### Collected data
::::
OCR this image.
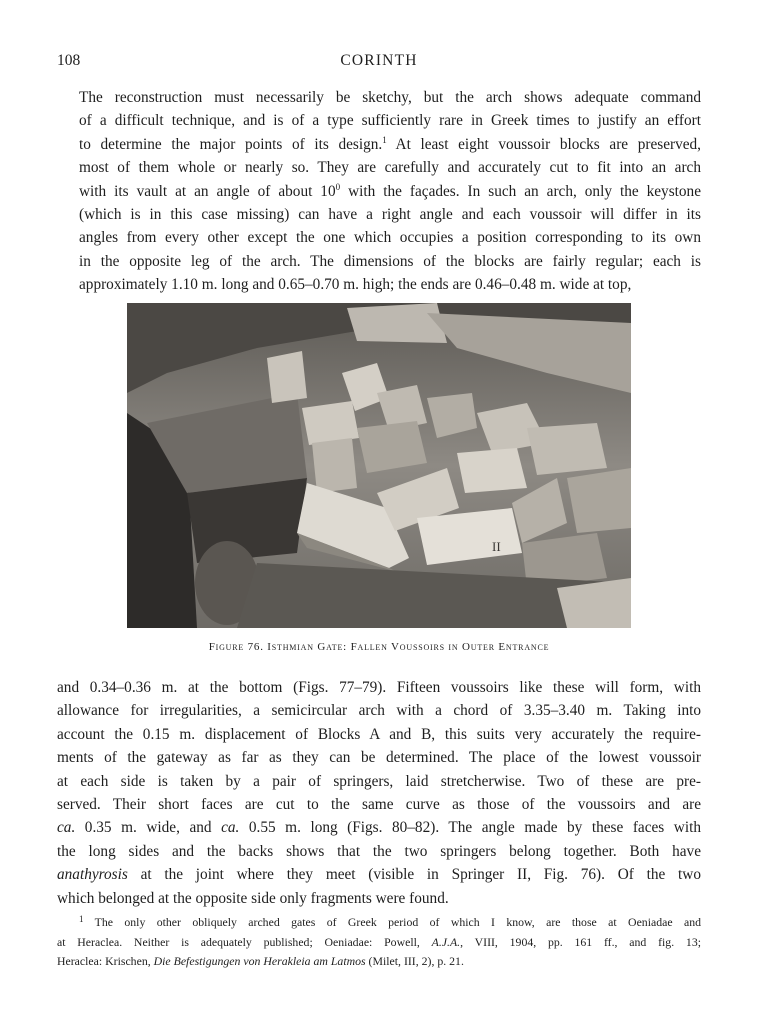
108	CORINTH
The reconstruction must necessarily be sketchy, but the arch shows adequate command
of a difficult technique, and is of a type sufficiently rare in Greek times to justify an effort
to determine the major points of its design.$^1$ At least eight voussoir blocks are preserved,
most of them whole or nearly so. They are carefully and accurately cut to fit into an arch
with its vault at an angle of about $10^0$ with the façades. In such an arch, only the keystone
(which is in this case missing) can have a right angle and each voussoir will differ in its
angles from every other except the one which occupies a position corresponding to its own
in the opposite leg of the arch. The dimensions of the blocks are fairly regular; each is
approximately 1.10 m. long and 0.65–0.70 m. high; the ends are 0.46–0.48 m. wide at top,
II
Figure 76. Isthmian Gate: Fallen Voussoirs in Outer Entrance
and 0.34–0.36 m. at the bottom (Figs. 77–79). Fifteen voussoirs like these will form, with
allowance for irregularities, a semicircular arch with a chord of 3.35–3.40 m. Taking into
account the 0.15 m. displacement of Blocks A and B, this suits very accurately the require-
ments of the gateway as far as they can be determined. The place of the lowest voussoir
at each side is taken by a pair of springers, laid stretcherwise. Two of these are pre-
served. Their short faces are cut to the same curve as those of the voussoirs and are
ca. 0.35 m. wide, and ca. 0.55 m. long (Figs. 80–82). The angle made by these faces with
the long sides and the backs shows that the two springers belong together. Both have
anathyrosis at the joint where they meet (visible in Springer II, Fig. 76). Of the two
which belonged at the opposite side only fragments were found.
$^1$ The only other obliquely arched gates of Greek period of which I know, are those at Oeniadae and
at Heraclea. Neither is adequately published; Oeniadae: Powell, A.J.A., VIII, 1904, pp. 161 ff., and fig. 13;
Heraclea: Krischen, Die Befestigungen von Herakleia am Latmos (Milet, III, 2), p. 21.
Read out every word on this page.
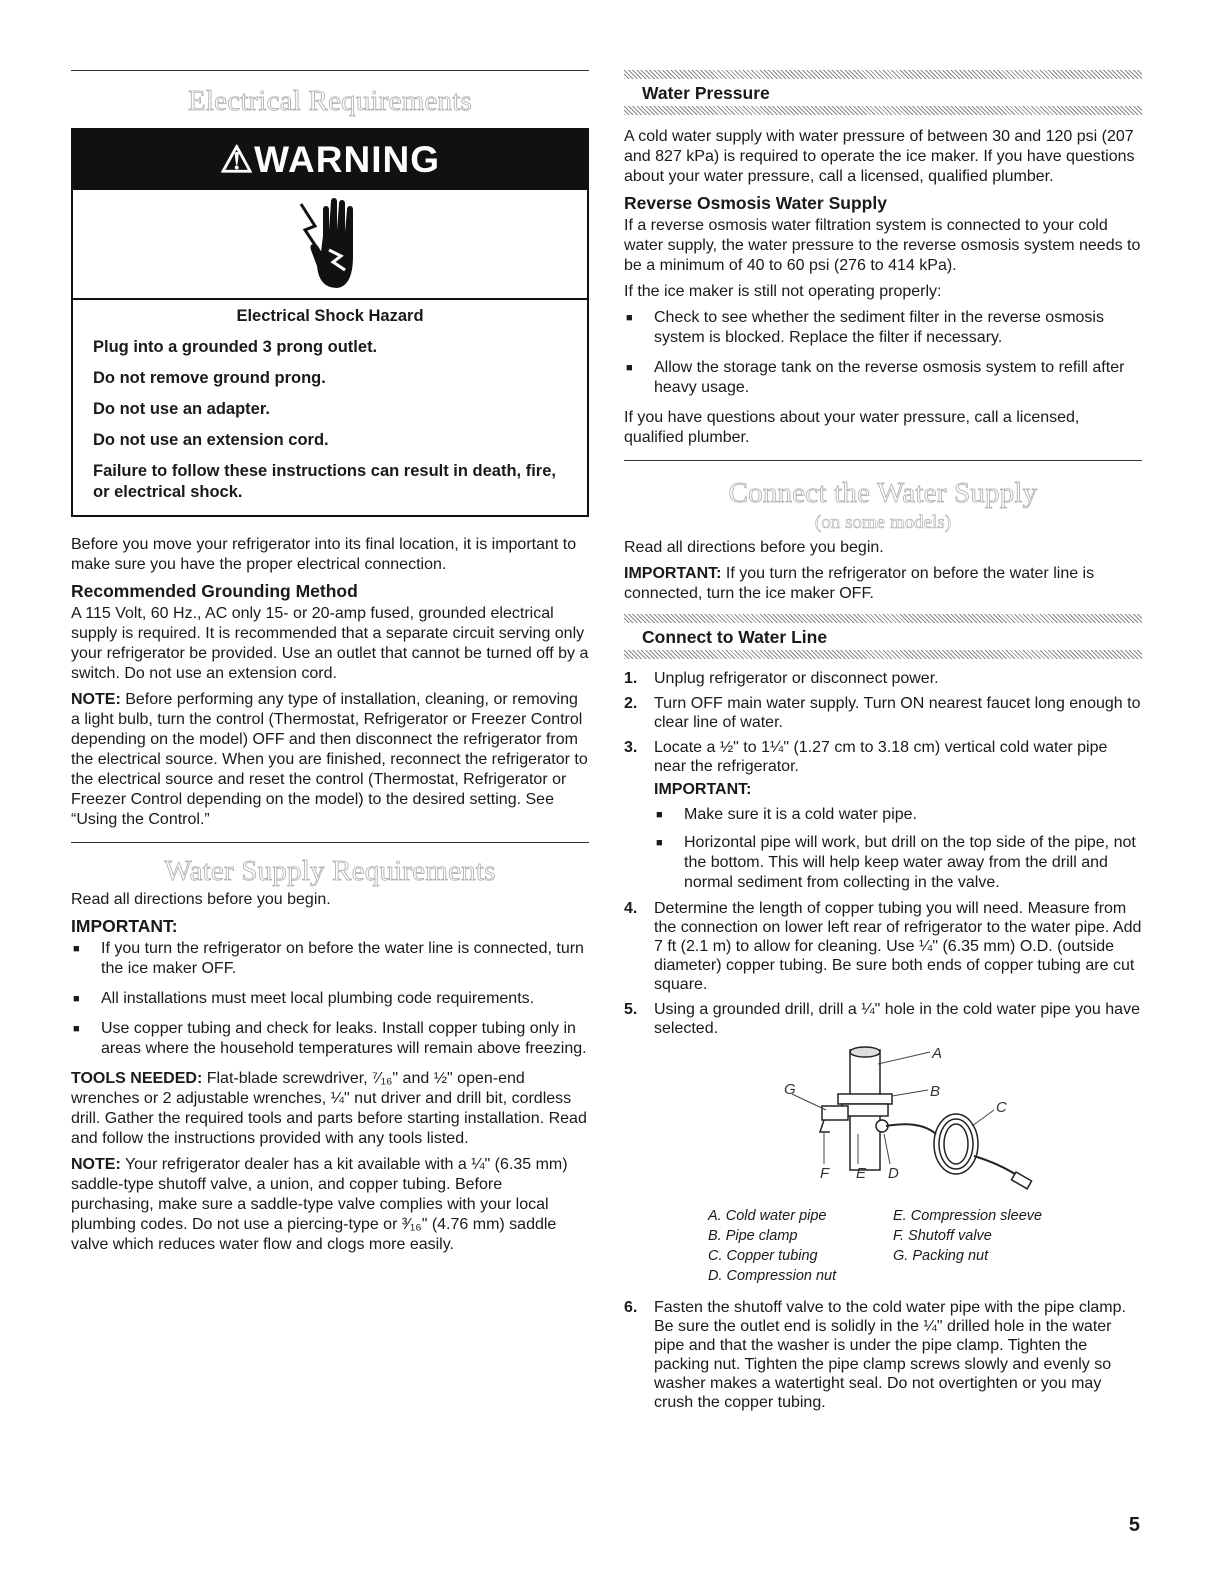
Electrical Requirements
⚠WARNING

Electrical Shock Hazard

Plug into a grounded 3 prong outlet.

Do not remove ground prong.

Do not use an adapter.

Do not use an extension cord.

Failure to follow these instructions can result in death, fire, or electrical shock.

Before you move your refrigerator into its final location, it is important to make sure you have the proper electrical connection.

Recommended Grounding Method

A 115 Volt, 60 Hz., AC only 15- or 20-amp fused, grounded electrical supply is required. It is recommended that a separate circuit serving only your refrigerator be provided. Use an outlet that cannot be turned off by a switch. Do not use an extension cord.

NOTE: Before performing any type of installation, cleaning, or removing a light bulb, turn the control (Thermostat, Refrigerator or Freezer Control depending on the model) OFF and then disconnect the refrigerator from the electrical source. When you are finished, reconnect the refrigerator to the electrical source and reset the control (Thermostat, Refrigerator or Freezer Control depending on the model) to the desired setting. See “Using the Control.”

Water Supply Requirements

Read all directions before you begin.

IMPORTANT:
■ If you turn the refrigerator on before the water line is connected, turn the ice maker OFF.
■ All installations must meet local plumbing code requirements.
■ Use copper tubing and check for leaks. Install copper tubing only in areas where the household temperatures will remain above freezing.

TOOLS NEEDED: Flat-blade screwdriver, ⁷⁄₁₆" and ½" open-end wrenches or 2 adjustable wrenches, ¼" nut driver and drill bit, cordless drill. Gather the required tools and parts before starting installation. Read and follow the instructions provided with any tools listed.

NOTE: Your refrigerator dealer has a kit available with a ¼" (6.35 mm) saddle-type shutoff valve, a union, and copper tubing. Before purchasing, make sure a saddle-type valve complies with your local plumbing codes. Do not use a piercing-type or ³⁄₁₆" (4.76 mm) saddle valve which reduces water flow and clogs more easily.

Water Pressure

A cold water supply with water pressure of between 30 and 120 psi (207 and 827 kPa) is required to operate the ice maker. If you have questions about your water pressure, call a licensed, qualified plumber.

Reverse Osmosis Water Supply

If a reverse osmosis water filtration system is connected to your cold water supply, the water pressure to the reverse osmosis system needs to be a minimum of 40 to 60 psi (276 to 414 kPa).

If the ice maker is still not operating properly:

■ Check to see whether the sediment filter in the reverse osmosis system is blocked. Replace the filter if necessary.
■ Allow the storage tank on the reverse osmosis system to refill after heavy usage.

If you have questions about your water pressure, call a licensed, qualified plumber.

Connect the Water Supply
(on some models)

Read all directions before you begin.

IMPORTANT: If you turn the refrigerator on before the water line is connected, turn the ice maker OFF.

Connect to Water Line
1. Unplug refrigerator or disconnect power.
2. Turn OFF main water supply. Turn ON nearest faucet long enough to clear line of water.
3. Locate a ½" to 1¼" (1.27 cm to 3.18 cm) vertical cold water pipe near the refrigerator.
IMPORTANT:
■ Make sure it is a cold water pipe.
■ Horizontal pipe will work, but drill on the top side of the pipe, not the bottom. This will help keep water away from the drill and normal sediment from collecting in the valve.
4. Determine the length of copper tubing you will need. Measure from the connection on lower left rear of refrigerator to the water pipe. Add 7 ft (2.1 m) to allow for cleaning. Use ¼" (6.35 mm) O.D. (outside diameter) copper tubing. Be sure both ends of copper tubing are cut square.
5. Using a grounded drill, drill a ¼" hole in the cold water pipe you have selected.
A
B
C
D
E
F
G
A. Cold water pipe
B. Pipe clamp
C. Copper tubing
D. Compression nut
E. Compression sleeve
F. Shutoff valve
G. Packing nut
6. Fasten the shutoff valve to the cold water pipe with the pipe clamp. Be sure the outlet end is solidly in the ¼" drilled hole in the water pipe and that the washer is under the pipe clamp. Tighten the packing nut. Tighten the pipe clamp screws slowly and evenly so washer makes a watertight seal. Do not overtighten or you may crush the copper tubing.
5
::::
### GIVEN REQUEST
All of the lines above should be retyped precisely, apart from the pictures.

### EXPECTED ANSWER
OCR this image.
108	CORINTH
The reconstruction must necessarily be sketchy, but the arch shows adequate command
of a difficult technique, and is of a type sufficiently rare in Greek times to justify an effort
to determine the major points of its design.$^1$ At least eight voussoir blocks are preserved,
most of them whole or nearly so. They are carefully and accurately cut to fit into an arch
with its vault at an angle of about $10^0$ with the façades. In such an arch, only the keystone
(which is in this case missing) can have a right angle and each voussoir will differ in its
angles from every other except the one which occupies a position corresponding to its own
in the opposite leg of the arch. The dimensions of the blocks are fairly regular; each is
approximately 1.10 m. long and 0.65–0.70 m. high; the ends are 0.46–0.48 m. wide at top,
II
Figure 76. Isthmian Gate: Fallen Voussoirs in Outer Entrance
and 0.34–0.36 m. at the bottom (Figs. 77–79). Fifteen voussoirs like these will form, with
allowance for irregularities, a semicircular arch with a chord of 3.35–3.40 m. Taking into
account the 0.15 m. displacement of Blocks A and B, this suits very accurately the require-
ments of the gateway as far as they can be determined. The place of the lowest voussoir
at each side is taken by a pair of springers, laid stretcherwise. Two of these are pre-
served. Their short faces are cut to the same curve as those of the voussoirs and are
ca. 0.35 m. wide, and ca. 0.55 m. long (Figs. 80–82). The angle made by these faces with
the long sides and the backs shows that the two springers belong together. Both have
anathyrosis at the joint where they meet (visible in Springer II, Fig. 76). Of the two
which belonged at the opposite side only fragments were found.
$^1$ The only other obliquely arched gates of Greek period of which I know, are those at Oeniadae and
at Heraclea. Neither is adequately published; Oeniadae: Powell, A.J.A., VIII, 1904, pp. 161 ff., and fig. 13;
Heraclea: Krischen, Die Befestigungen von Herakleia am Latmos (Milet, III, 2), p. 21.
Read out every word on this page.
Electrical Requirements
⚠WARNING

Electrical Shock Hazard

Plug into a grounded 3 prong outlet.

Do not remove ground prong.

Do not use an adapter.

Do not use an extension cord.

Failure to follow these instructions can result in death, fire, or electrical shock.

Before you move your refrigerator into its final location, it is important to make sure you have the proper electrical connection.

Recommended Grounding Method

A 115 Volt, 60 Hz., AC only 15- or 20-amp fused, grounded electrical supply is required. It is recommended that a separate circuit serving only your refrigerator be provided. Use an outlet that cannot be turned off by a switch. Do not use an extension cord.

NOTE: Before performing any type of installation, cleaning, or removing a light bulb, turn the control (Thermostat, Refrigerator or Freezer Control depending on the model) OFF and then disconnect the refrigerator from the electrical source. When you are finished, reconnect the refrigerator to the electrical source and reset the control (Thermostat, Refrigerator or Freezer Control depending on the model) to the desired setting. See “Using the Control.”

Water Supply Requirements

Read all directions before you begin.

IMPORTANT:
■ If you turn the refrigerator on before the water line is connected, turn the ice maker OFF.
■ All installations must meet local plumbing code requirements.
■ Use copper tubing and check for leaks. Install copper tubing only in areas where the household temperatures will remain above freezing.

TOOLS NEEDED: Flat-blade screwdriver, ⁷⁄₁₆" and ½" open-end wrenches or 2 adjustable wrenches, ¼" nut driver and drill bit, cordless drill. Gather the required tools and parts before starting installation. Read and follow the instructions provided with any tools listed.

NOTE: Your refrigerator dealer has a kit available with a ¼" (6.35 mm) saddle-type shutoff valve, a union, and copper tubing. Before purchasing, make sure a saddle-type valve complies with your local plumbing codes. Do not use a piercing-type or ³⁄₁₆" (4.76 mm) saddle valve which reduces water flow and clogs more easily.

Water Pressure

A cold water supply with water pressure of between 30 and 120 psi (207 and 827 kPa) is required to operate the ice maker. If you have questions about your water pressure, call a licensed, qualified plumber.

Reverse Osmosis Water Supply

If a reverse osmosis water filtration system is connected to your cold water supply, the water pressure to the reverse osmosis system needs to be a minimum of 40 to 60 psi (276 to 414 kPa).

If the ice maker is still not operating properly:

■ Check to see whether the sediment filter in the reverse osmosis system is blocked. Replace the filter if necessary.
■ Allow the storage tank on the reverse osmosis system to refill after heavy usage.

If you have questions about your water pressure, call a licensed, qualified plumber.

Connect the Water Supply
(on some models)

Read all directions before you begin.

IMPORTANT: If you turn the refrigerator on before the water line is connected, turn the ice maker OFF.

Connect to Water Line
1. Unplug refrigerator or disconnect power.
2. Turn OFF main water supply. Turn ON nearest faucet long enough to clear line of water.
3. Locate a ½" to 1¼" (1.27 cm to 3.18 cm) vertical cold water pipe near the refrigerator.
IMPORTANT:
■ Make sure it is a cold water pipe.
■ Horizontal pipe will work, but drill on the top side of the pipe, not the bottom. This will help keep water away from the drill and normal sediment from collecting in the valve.
4. Determine the length of copper tubing you will need. Measure from the connection on lower left rear of refrigerator to the water pipe. Add 7 ft (2.1 m) to allow for cleaning. Use ¼" (6.35 mm) O.D. (outside diameter) copper tubing. Be sure both ends of copper tubing are cut square.
5. Using a grounded drill, drill a ¼" hole in the cold water pipe you have selected.
A
B
C
D
E
F
G
A. Cold water pipe
B. Pipe clamp
C. Copper tubing
D. Compression nut
E. Compression sleeve
F. Shutoff valve
G. Packing nut
6. Fasten the shutoff valve to the cold water pipe with the pipe clamp. Be sure the outlet end is solidly in the ¼" drilled hole in the water pipe and that the washer is under the pipe clamp. Tighten the packing nut. Tighten the pipe clamp screws slowly and evenly so washer makes a watertight seal. Do not overtighten or you may crush the copper tubing.
5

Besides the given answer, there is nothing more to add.